___ GIVEN DATA

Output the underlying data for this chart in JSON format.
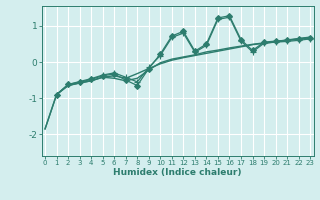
{
  "xlabel": "Humidex (Indice chaleur)",
  "background_color": "#d4eeee",
  "grid_color": "#b8d8d8",
  "line_color": "#2d7d6e",
  "xticks": [
    0,
    1,
    2,
    3,
    4,
    5,
    6,
    7,
    8,
    9,
    10,
    11,
    12,
    13,
    14,
    15,
    16,
    17,
    18,
    19,
    20,
    21,
    22,
    23
  ],
  "yticks": [
    -2,
    -1,
    0,
    1
  ],
  "ylim": [
    -2.6,
    1.55
  ],
  "xlim": [
    -0.3,
    23.3
  ],
  "series": [
    {
      "x": [
        0,
        1,
        2,
        3,
        4,
        5,
        6,
        7,
        8,
        9,
        10,
        11,
        12,
        13,
        14,
        15,
        16,
        17,
        18,
        19,
        20,
        21,
        22,
        23
      ],
      "y": [
        -1.85,
        -0.9,
        -0.65,
        -0.58,
        -0.52,
        -0.42,
        -0.38,
        -0.45,
        -0.32,
        -0.18,
        -0.05,
        0.05,
        0.12,
        0.18,
        0.24,
        0.3,
        0.36,
        0.42,
        0.48,
        0.52,
        0.56,
        0.6,
        0.64,
        0.68
      ],
      "marker": null,
      "linestyle": "-",
      "lw": 1.0
    },
    {
      "x": [
        0,
        1,
        2,
        3,
        4,
        5,
        6,
        7,
        8,
        9,
        10,
        11,
        12,
        13,
        14,
        15,
        16,
        17,
        18,
        19,
        20,
        21,
        22,
        23
      ],
      "y": [
        -1.85,
        -0.9,
        -0.65,
        -0.58,
        -0.52,
        -0.42,
        -0.45,
        -0.52,
        -0.45,
        -0.22,
        -0.02,
        0.08,
        0.14,
        0.2,
        0.28,
        0.33,
        0.39,
        0.44,
        0.49,
        0.53,
        0.57,
        0.61,
        0.65,
        0.69
      ],
      "marker": null,
      "linestyle": "-",
      "lw": 1.0
    },
    {
      "x": [
        1,
        2,
        3,
        4,
        5,
        6,
        7,
        8,
        9,
        10,
        11,
        12,
        13,
        14,
        15,
        16,
        17,
        18,
        19,
        20,
        21,
        22,
        23
      ],
      "y": [
        -0.9,
        -0.62,
        -0.56,
        -0.48,
        -0.38,
        -0.33,
        -0.5,
        -0.65,
        -0.18,
        0.22,
        0.72,
        0.85,
        0.3,
        0.5,
        1.22,
        1.28,
        0.62,
        0.32,
        0.55,
        0.58,
        0.6,
        0.63,
        0.67
      ],
      "marker": "D",
      "linestyle": "-",
      "lw": 0.9
    },
    {
      "x": [
        1,
        2,
        3,
        4,
        5,
        6,
        7,
        8,
        9,
        10,
        11,
        12,
        13,
        14,
        15,
        16,
        17,
        18,
        19,
        20,
        21,
        22,
        23
      ],
      "y": [
        -0.9,
        -0.62,
        -0.54,
        -0.46,
        -0.36,
        -0.3,
        -0.42,
        -0.55,
        -0.15,
        0.18,
        0.68,
        0.8,
        0.27,
        0.46,
        1.18,
        1.24,
        0.58,
        0.28,
        0.52,
        0.55,
        0.57,
        0.6,
        0.64
      ],
      "marker": "+",
      "linestyle": "-",
      "lw": 0.9
    }
  ]
}
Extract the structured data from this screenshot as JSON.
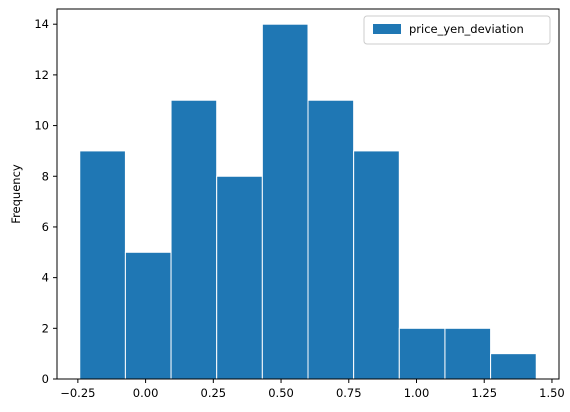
{
  "chart_data": {
    "type": "bar",
    "title": "",
    "xlabel": "",
    "ylabel": "Frequency",
    "bin_edges": [
      -0.243,
      -0.0745,
      0.094,
      0.2625,
      0.431,
      0.5995,
      0.768,
      0.9365,
      1.105,
      1.2735,
      1.442
    ],
    "series": [
      {
        "name": "price_yen_deviation",
        "color": "#1f77b4",
        "values": [
          9,
          5,
          11,
          8,
          14,
          11,
          9,
          2,
          2,
          1
        ]
      }
    ],
    "xlim": [
      -0.327,
      1.526
    ],
    "ylim": [
      0,
      14.6
    ],
    "xticks": [
      -0.25,
      0.0,
      0.25,
      0.5,
      0.75,
      1.0,
      1.25,
      1.5
    ],
    "xtick_labels": [
      "−0.25",
      "0.00",
      "0.25",
      "0.50",
      "0.75",
      "1.00",
      "1.25",
      "1.50"
    ],
    "yticks": [
      0,
      2,
      4,
      6,
      8,
      10,
      12,
      14
    ],
    "ytick_labels": [
      "0",
      "2",
      "4",
      "6",
      "8",
      "10",
      "12",
      "14"
    ],
    "grid": false,
    "legend_position": "top-right"
  }
}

______

#### PROBLEM DESCRIPTION:
Retype exactly, please, the span from the line holding "Extract the structured" through the closing line of the data, both ends included, without the pictures.

#### RESPONSE TO THIS EXERCISE:
Extract the structured data from this screenshot as JSON.
{
  "chart_data": {
    "type": "bar",
    "title": "",
    "xlabel": "",
    "ylabel": "Frequency",
    "bin_edges": [
      -0.243,
      -0.0745,
      0.094,
      0.2625,
      0.431,
      0.5995,
      0.768,
      0.9365,
      1.105,
      1.2735,
      1.442
    ],
    "series": [
      {
        "name": "price_yen_deviation",
        "color": "#1f77b4",
        "values": [
          9,
          5,
          11,
          8,
          14,
          11,
          9,
          2,
          2,
          1
        ]
      }
    ],
    "xlim": [
      -0.327,
      1.526
    ],
    "ylim": [
      0,
      14.6
    ],
    "xticks": [
      -0.25,
      0.0,
      0.25,
      0.5,
      0.75,
      1.0,
      1.25,
      1.5
    ],
    "xtick_labels": [
      "−0.25",
      "0.00",
      "0.25",
      "0.50",
      "0.75",
      "1.00",
      "1.25",
      "1.50"
    ],
    "yticks": [
      0,
      2,
      4,
      6,
      8,
      10,
      12,
      14
    ],
    "ytick_labels": [
      "0",
      "2",
      "4",
      "6",
      "8",
      "10",
      "12",
      "14"
    ],
    "grid": false,
    "legend_position": "top-right"
  }
}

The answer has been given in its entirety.